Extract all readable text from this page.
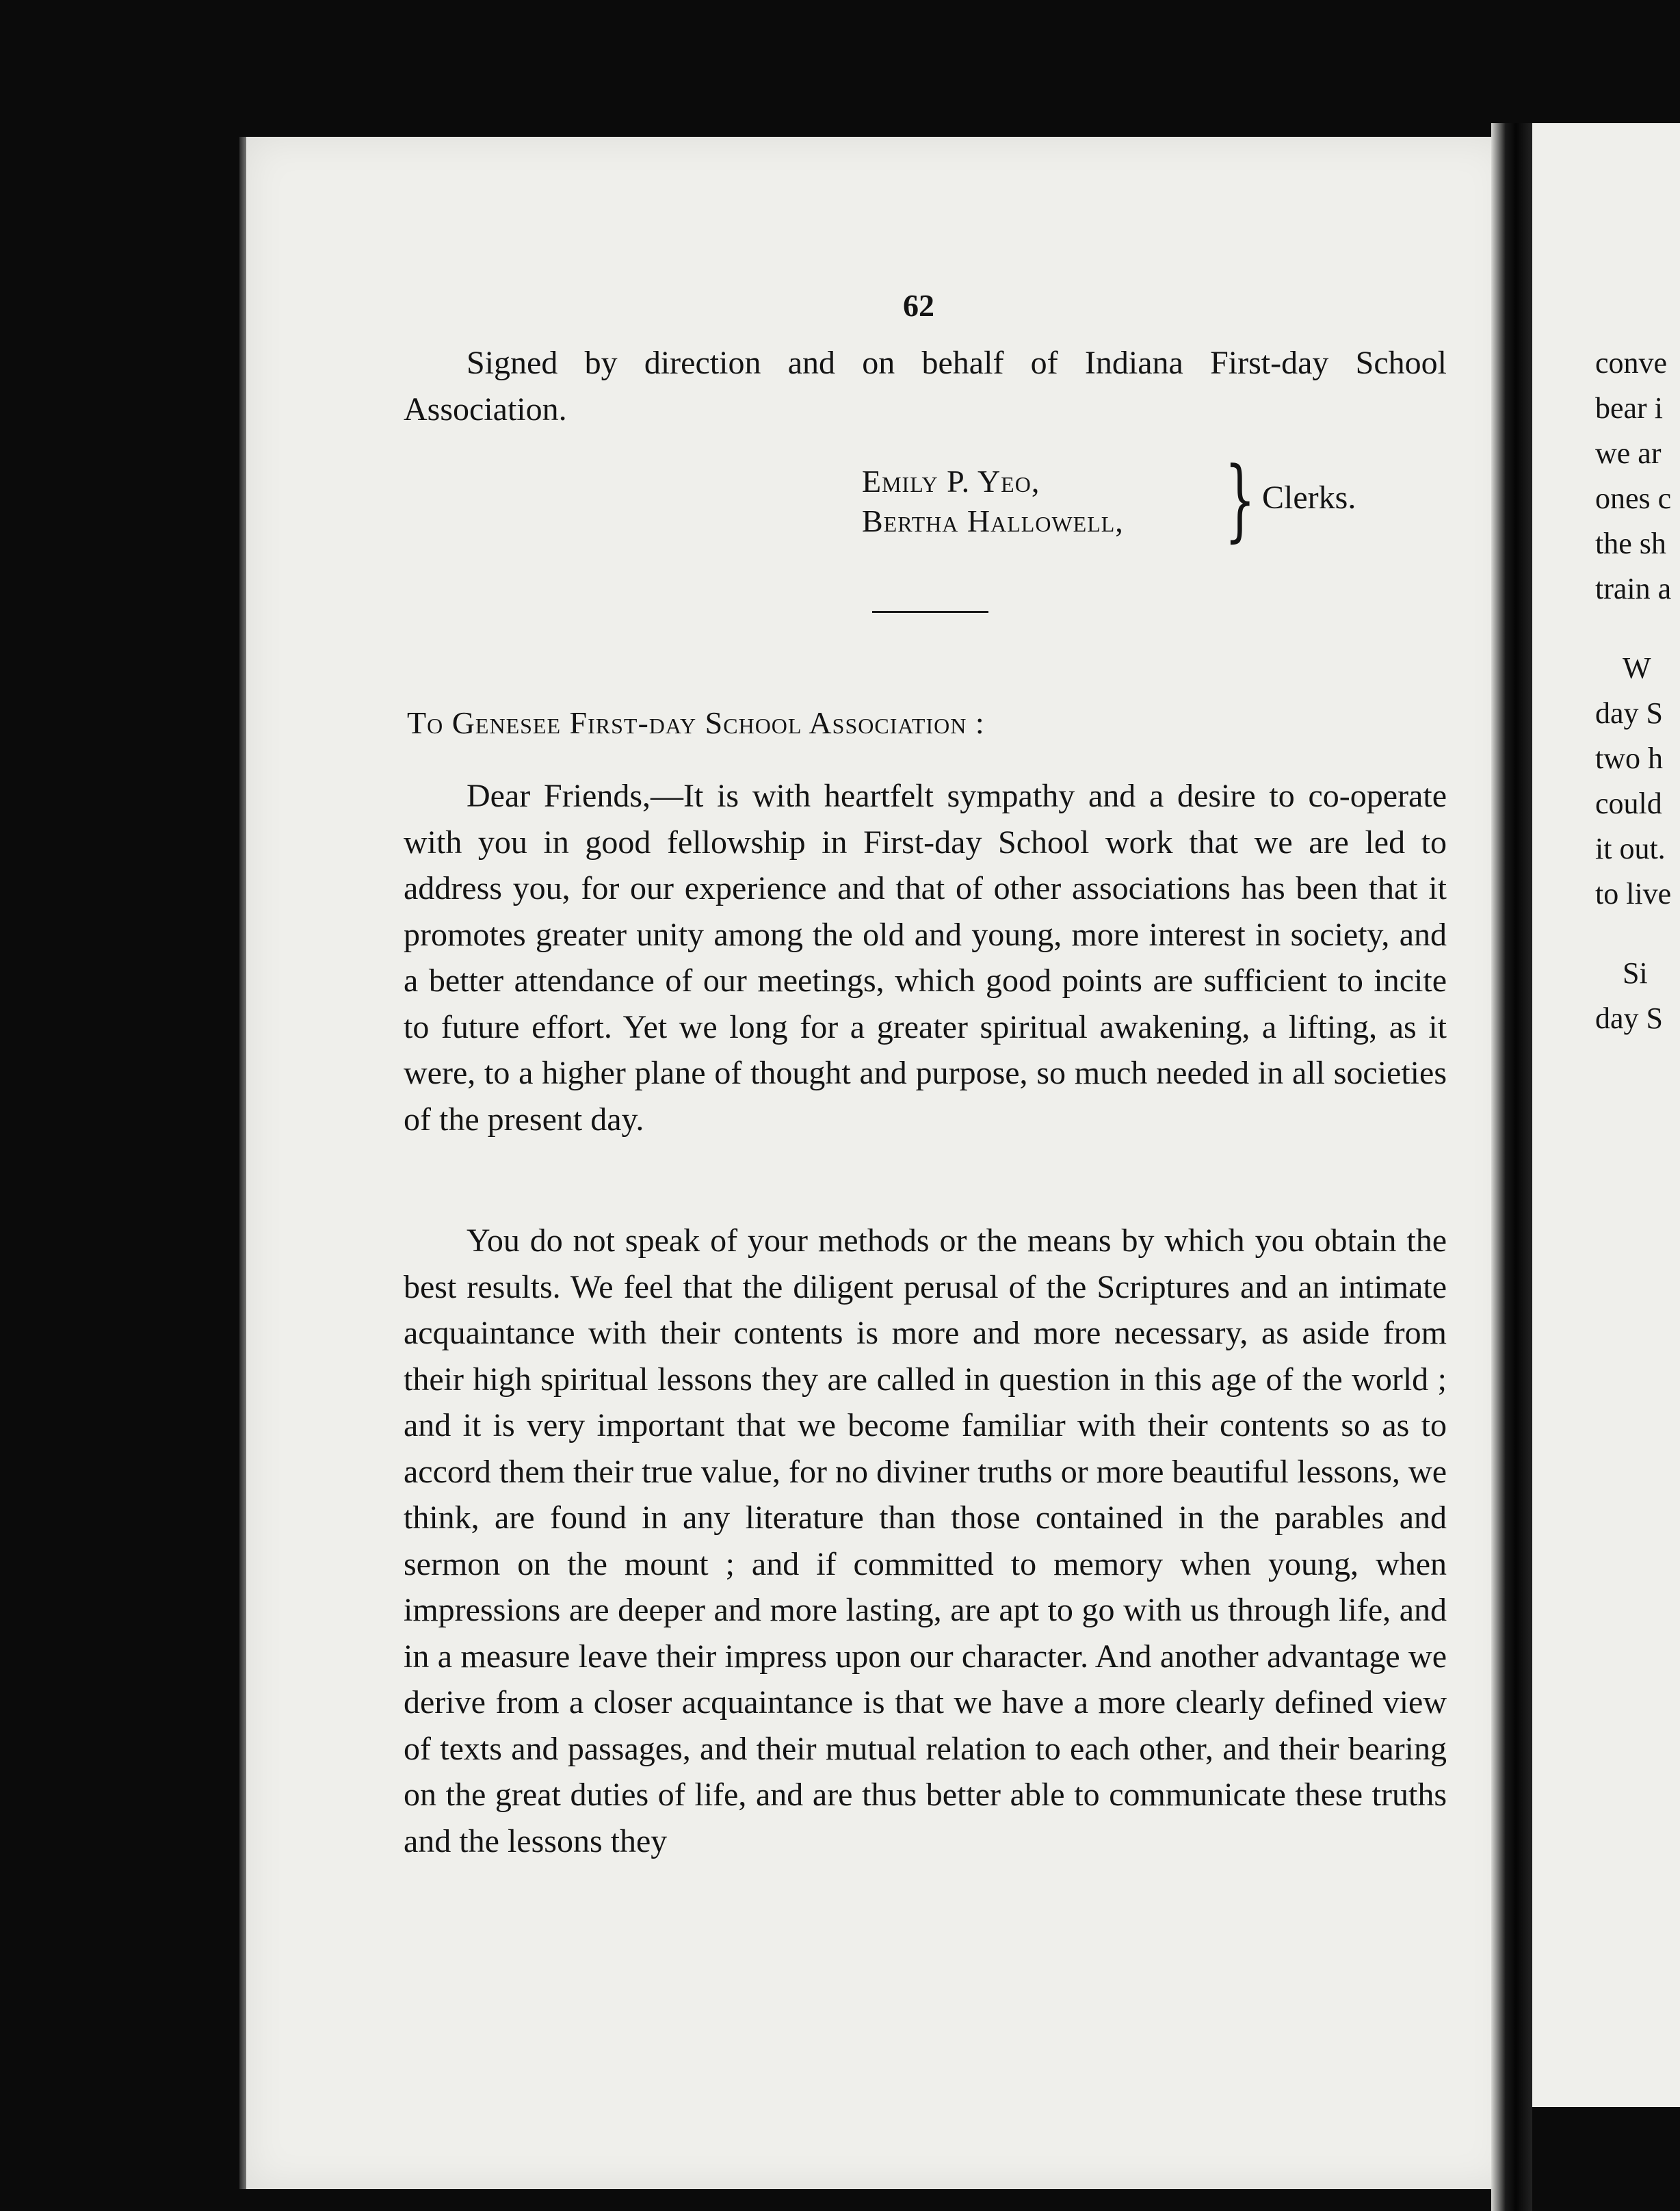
conve
bear i
we ar
ones c
the sh
train a
W
day S
two h
could
it out.
to live
Si
day S
62

Signed by direction and on behalf of Indiana First-day School Association.

Emily P. Yeo,
Bertha Hallowell, } Clerks.
To Genesee First-day School Association :

Dear Friends,—It is with heartfelt sympathy and a desire to co-operate with you in good fellowship in First-day School work that we are led to address you, for our experience and that of other associations has been that it promotes greater unity among the old and young, more interest in society, and a better attendance of our meetings, which good points are sufficient to incite to future effort. Yet we long for a greater spiritual awakening, a lifting, as it were, to a higher plane of thought and purpose, so much needed in all societies of the present day.

You do not speak of your methods or the means by which you obtain the best results. We feel that the diligent perusal of the Scriptures and an intimate acquaintance with their contents is more and more necessary, as aside from their high spiritual lessons they are called in question in this age of the world ; and it is very important that we become familiar with their contents so as to accord them their true value, for no diviner truths or more beautiful lessons, we think, are found in any literature than those contained in the parables and sermon on the mount ; and if committed to memory when young, when impressions are deeper and more lasting, are apt to go with us through life, and in a measure leave their impress upon our character. And another advantage we derive from a closer acquaintance is that we have a more clearly defined view of texts and passages, and their mutual relation to each other, and their bearing on the great duties of life, and are thus better able to communicate these truths and the lessons they
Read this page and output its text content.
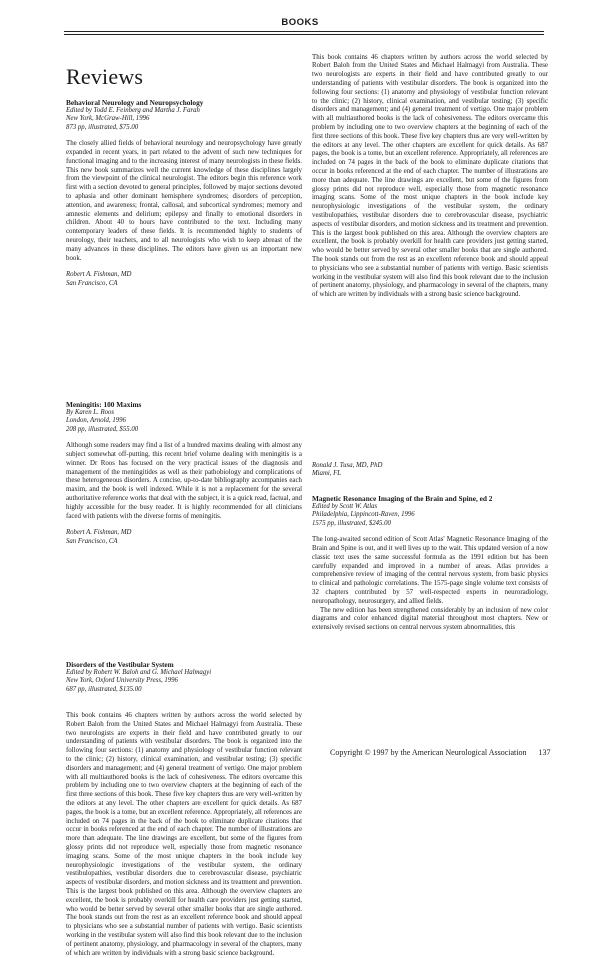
BOOKS
Reviews
Behavioral Neurology and Neuropsychology
Edited by Todd E. Feinberg and Martha J. Farah
New York, McGraw-Hill, 1996
873 pp, illustrated, $75.00

The closely allied fields of behavioral neurology and neuropsychology have greatly expanded in recent years, in part related to the advent of such new techniques for functional imaging and to the increasing interest of many neurologists in these fields. This new book summarizes well the current knowledge of these disciplines largely from the viewpoint of the clinical neurologist. The editors begin this reference work first with a section devoted to general principles, followed by major sections devoted to aphasia and other dominant hemisphere syndromes; disorders of perception, attention, and awareness; frontal, callosal, and subcortical syndromes; memory and amnestic elements and delirium; epilepsy and finally to emotional disorders in children. About 40 to hours have contributed to the text. Including many contemporary leaders of these fields. It is recommended highly to students of neurology, their teachers, and to all neurologists who wish to keep abreast of the many advances in these disciplines. The editors have given us an important new book.

Robert A. Fishman, MD
San Francisco, CA
Meningitis: 100 Maxims
By Karen L. Roos
London, Arnold, 1996
208 pp, illustrated, $55.00

Although some readers may find a list of a hundred maxims dealing with almost any subject somewhat off-putting, this recent brief volume dealing with meningitis is a winner. Dr Roos has focused on the very practical issues of the diagnosis and management of the meningitides as well as their pathobiology and complications of these heterogeneous disorders. A concise, up-to-date bibliography accompanies each maxim, and the book is well indexed. While it is not a replacement for the several authoritative reference works that deal with the subject, it is a quick read, factual, and highly accessible for the busy reader. It is highly recommended for all clinicians faced with patients with the diverse forms of meningitis.

Robert A. Fishman, MD
San Francisco, CA
Disorders of the Vestibular System
Edited by Robert W. Baloh and G. Michael Halmagyi
New York, Oxford University Press, 1996
687 pp, illustrated, $135.00
This book contains 46 chapters written by authors across the world selected by Robert Baloh from the United States and Michael Halmagyi from Australia. These two neurologists are experts in their field and have contributed greatly to our understanding of patients with vestibular disorders. The book is organized into the following four sections: (1) anatomy and physiology of vestibular function relevant to the clinic; (2) history, clinical examination, and vestibular testing; (3) specific disorders and management; and (4) general treatment of vertigo. One major problem with all multiauthored books is the lack of cohesiveness. The editors overcame this problem by including one to two overview chapters at the beginning of each of the first three sections of this book. These five key chapters thus are very well-written by the editors at any level. The other chapters are excellent for quick details. As 687 pages, the book is a tome, but an excellent reference. Appropriately, all references are included on 74 pages in the back of the book to eliminate duplicate citations that occur in books referenced at the end of each chapter. The number of illustrations are more than adequate. The line drawings are excellent, but some of the figures from glossy prints did not reproduce well, especially those from magnetic resonance imaging scans. Some of the most unique chapters in the book include key neurophysiologic investigations of the vestibular system, the ordinary vestibulopathies, vestibular disorders due to cerebrovascular disease, psychiatric aspects of vestibular disorders, and motion sickness and its treatment and prevention. This is the largest book published on this area. Although the overview chapters are excellent, the book is probably overkill for health care providers just getting started, who would be better served by several other smaller books that are single authored. The book stands out from the rest as an excellent reference book and should appeal to physicians who see a substantial number of patients with vertigo. Basic scientists working in the vestibular system will also find this book relevant due to the inclusion of pertinent anatomy, physiology, and pharmacology in several of the chapters, many of which are written by individuals with a strong basic science background.
This book contains 46 chapters written by authors across the world selected by Robert Baloh from the United States and Michael Halmagyi from Australia. These two neurologists are experts in their field and have contributed greatly to our understanding of patients with vestibular disorders. The book is organized into the following four sections: (1) anatomy and physiology of vestibular function relevant to the clinic; (2) history, clinical examination, and vestibular testing; (3) specific disorders and management; and (4) general treatment of vertigo. One major problem with all multiauthored books is the lack of cohesiveness. The editors overcame this problem by including one to two overview chapters at the beginning of each of the first three sections of this book. These five key chapters thus are very well-written by the editors at any level. The other chapters are excellent for quick details. As 687 pages, the book is a tome, but an excellent reference. Appropriately, all references are included on 74 pages in the back of the book to eliminate duplicate citations that occur in books referenced at the end of each chapter. The number of illustrations are more than adequate. The line drawings are excellent, but some of the figures from glossy prints did not reproduce well, especially those from magnetic resonance imaging scans. Some of the most unique chapters in the book include key neurophysiologic investigations of the vestibular system, the ordinary vestibulopathies, vestibular disorders due to cerebrovascular disease, psychiatric aspects of vestibular disorders, and motion sickness and its treatment and prevention. This is the largest book published on this area. Although the overview chapters are excellent, the book is probably overkill for health care providers just getting started, who would be better served by several other smaller books that are single authored. The book stands out from the rest as an excellent reference book and should appeal to physicians who see a substantial number of patients with vertigo. Basic scientists working in the vestibular system will also find this book relevant due to the inclusion of pertinent anatomy, physiology, and pharmacology in several of the chapters, many of which are written by individuals with a strong basic science background.
Ronald J. Tusa, MD, PhD
Miami, FL
Magnetic Resonance Imaging of the Brain and Spine, ed 2
Edited by Scott W. Atlas
Philadelphia, Lippincott-Raven, 1996
1575 pp, illustrated, $245.00

The long-awaited second edition of Scott Atlas' Magnetic Resonance Imaging of the Brain and Spine is out, and it well lives up to the wait. This updated version of a now classic text uses the same successful formula as the 1991 edition but has been carefully expanded and improved in a number of areas. Atlas provides a comprehensive review of imaging of the central nervous system, from basic physics to clinical and pathologic correlations. The 1575-page single volume text consists of 32 chapters contributed by 57 well-respected experts in neuroradiology, neuropathology, neurosurgery, and allied fields.

The new edition has been strengthened considerably by an inclusion of new color diagrams and color enhanced digital material throughout most chapters. New or extensively revised sections on central nervous system abnormalities, this

Copyright © 1997 by the American Neurological Association 137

==========

= Exercise =
Copy out every entry exactly as written, but not the pictures.

= Task solution =
Extract all readable text from this page.
conve
bear i
we ar
ones c
the sh
train a
W
day S
two h
could
it out.
to live
Si
day S
62

Signed by direction and on behalf of Indiana First-day School Association.

Emily P. Yeo,
Bertha Hallowell, } Clerks.
To Genesee First-day School Association :

Dear Friends,—It is with heartfelt sympathy and a desire to co-operate with you in good fellowship in First-day School work that we are led to address you, for our experience and that of other associations has been that it promotes greater unity among the old and young, more interest in society, and a better attendance of our meetings, which good points are sufficient to incite to future effort. Yet we long for a greater spiritual awakening, a lifting, as it were, to a higher plane of thought and purpose, so much needed in all societies of the present day.

You do not speak of your methods or the means by which you obtain the best results. We feel that the diligent perusal of the Scriptures and an intimate acquaintance with their contents is more and more necessary, as aside from their high spiritual lessons they are called in question in this age of the world ; and it is very important that we become familiar with their contents so as to accord them their true value, for no diviner truths or more beautiful lessons, we think, are found in any literature than those contained in the parables and sermon on the mount ; and if committed to memory when young, when impressions are deeper and more lasting, are apt to go with us through life, and in a measure leave their impress upon our character. And another advantage we derive from a closer acquaintance is that we have a more clearly defined view of texts and passages, and their mutual relation to each other, and their bearing on the great duties of life, and are thus better able to communicate these truths and the lessons they
Read this page and output its text content.
BOOKS
Reviews
Behavioral Neurology and Neuropsychology
Edited by Todd E. Feinberg and Martha J. Farah
New York, McGraw-Hill, 1996
873 pp, illustrated, $75.00

The closely allied fields of behavioral neurology and neuropsychology have greatly expanded in recent years, in part related to the advent of such new techniques for functional imaging and to the increasing interest of many neurologists in these fields. This new book summarizes well the current knowledge of these disciplines largely from the viewpoint of the clinical neurologist. The editors begin this reference work first with a section devoted to general principles, followed by major sections devoted to aphasia and other dominant hemisphere syndromes; disorders of perception, attention, and awareness; frontal, callosal, and subcortical syndromes; memory and amnestic elements and delirium; epilepsy and finally to emotional disorders in children. About 40 to hours have contributed to the text. Including many contemporary leaders of these fields. It is recommended highly to students of neurology, their teachers, and to all neurologists who wish to keep abreast of the many advances in these disciplines. The editors have given us an important new book.

Robert A. Fishman, MD
San Francisco, CA
Meningitis: 100 Maxims
By Karen L. Roos
London, Arnold, 1996
208 pp, illustrated, $55.00

Although some readers may find a list of a hundred maxims dealing with almost any subject somewhat off-putting, this recent brief volume dealing with meningitis is a winner. Dr Roos has focused on the very practical issues of the diagnosis and management of the meningitides as well as their pathobiology and complications of these heterogeneous disorders. A concise, up-to-date bibliography accompanies each maxim, and the book is well indexed. While it is not a replacement for the several authoritative reference works that deal with the subject, it is a quick read, factual, and highly accessible for the busy reader. It is highly recommended for all clinicians faced with patients with the diverse forms of meningitis.

Robert A. Fishman, MD
San Francisco, CA
Disorders of the Vestibular System
Edited by Robert W. Baloh and G. Michael Halmagyi
New York, Oxford University Press, 1996
687 pp, illustrated, $135.00
This book contains 46 chapters written by authors across the world selected by Robert Baloh from the United States and Michael Halmagyi from Australia. These two neurologists are experts in their field and have contributed greatly to our understanding of patients with vestibular disorders. The book is organized into the following four sections: (1) anatomy and physiology of vestibular function relevant to the clinic; (2) history, clinical examination, and vestibular testing; (3) specific disorders and management; and (4) general treatment of vertigo. One major problem with all multiauthored books is the lack of cohesiveness. The editors overcame this problem by including one to two overview chapters at the beginning of each of the first three sections of this book. These five key chapters thus are very well-written by the editors at any level. The other chapters are excellent for quick details. As 687 pages, the book is a tome, but an excellent reference. Appropriately, all references are included on 74 pages in the back of the book to eliminate duplicate citations that occur in books referenced at the end of each chapter. The number of illustrations are more than adequate. The line drawings are excellent, but some of the figures from glossy prints did not reproduce well, especially those from magnetic resonance imaging scans. Some of the most unique chapters in the book include key neurophysiologic investigations of the vestibular system, the ordinary vestibulopathies, vestibular disorders due to cerebrovascular disease, psychiatric aspects of vestibular disorders, and motion sickness and its treatment and prevention. This is the largest book published on this area. Although the overview chapters are excellent, the book is probably overkill for health care providers just getting started, who would be better served by several other smaller books that are single authored. The book stands out from the rest as an excellent reference book and should appeal to physicians who see a substantial number of patients with vertigo. Basic scientists working in the vestibular system will also find this book relevant due to the inclusion of pertinent anatomy, physiology, and pharmacology in several of the chapters, many of which are written by individuals with a strong basic science background.
This book contains 46 chapters written by authors across the world selected by Robert Baloh from the United States and Michael Halmagyi from Australia. These two neurologists are experts in their field and have contributed greatly to our understanding of patients with vestibular disorders. The book is organized into the following four sections: (1) anatomy and physiology of vestibular function relevant to the clinic; (2) history, clinical examination, and vestibular testing; (3) specific disorders and management; and (4) general treatment of vertigo. One major problem with all multiauthored books is the lack of cohesiveness. The editors overcame this problem by including one to two overview chapters at the beginning of each of the first three sections of this book. These five key chapters thus are very well-written by the editors at any level. The other chapters are excellent for quick details. As 687 pages, the book is a tome, but an excellent reference. Appropriately, all references are included on 74 pages in the back of the book to eliminate duplicate citations that occur in books referenced at the end of each chapter. The number of illustrations are more than adequate. The line drawings are excellent, but some of the figures from glossy prints did not reproduce well, especially those from magnetic resonance imaging scans. Some of the most unique chapters in the book include key neurophysiologic investigations of the vestibular system, the ordinary vestibulopathies, vestibular disorders due to cerebrovascular disease, psychiatric aspects of vestibular disorders, and motion sickness and its treatment and prevention. This is the largest book published on this area. Although the overview chapters are excellent, the book is probably overkill for health care providers just getting started, who would be better served by several other smaller books that are single authored. The book stands out from the rest as an excellent reference book and should appeal to physicians who see a substantial number of patients with vertigo. Basic scientists working in the vestibular system will also find this book relevant due to the inclusion of pertinent anatomy, physiology, and pharmacology in several of the chapters, many of which are written by individuals with a strong basic science background.
Ronald J. Tusa, MD, PhD
Miami, FL
Magnetic Resonance Imaging of the Brain and Spine, ed 2
Edited by Scott W. Atlas
Philadelphia, Lippincott-Raven, 1996
1575 pp, illustrated, $245.00

The long-awaited second edition of Scott Atlas' Magnetic Resonance Imaging of the Brain and Spine is out, and it well lives up to the wait. This updated version of a now classic text uses the same successful formula as the 1991 edition but has been carefully expanded and improved in a number of areas. Atlas provides a comprehensive review of imaging of the central nervous system, from basic physics to clinical and pathologic correlations. The 1575-page single volume text consists of 32 chapters contributed by 57 well-respected experts in neuroradiology, neuropathology, neurosurgery, and allied fields.

The new edition has been strengthened considerably by an inclusion of new color diagrams and color enhanced digital material throughout most chapters. New or extensively revised sections on central nervous system abnormalities, this

Copyright © 1997 by the American Neurological Association 137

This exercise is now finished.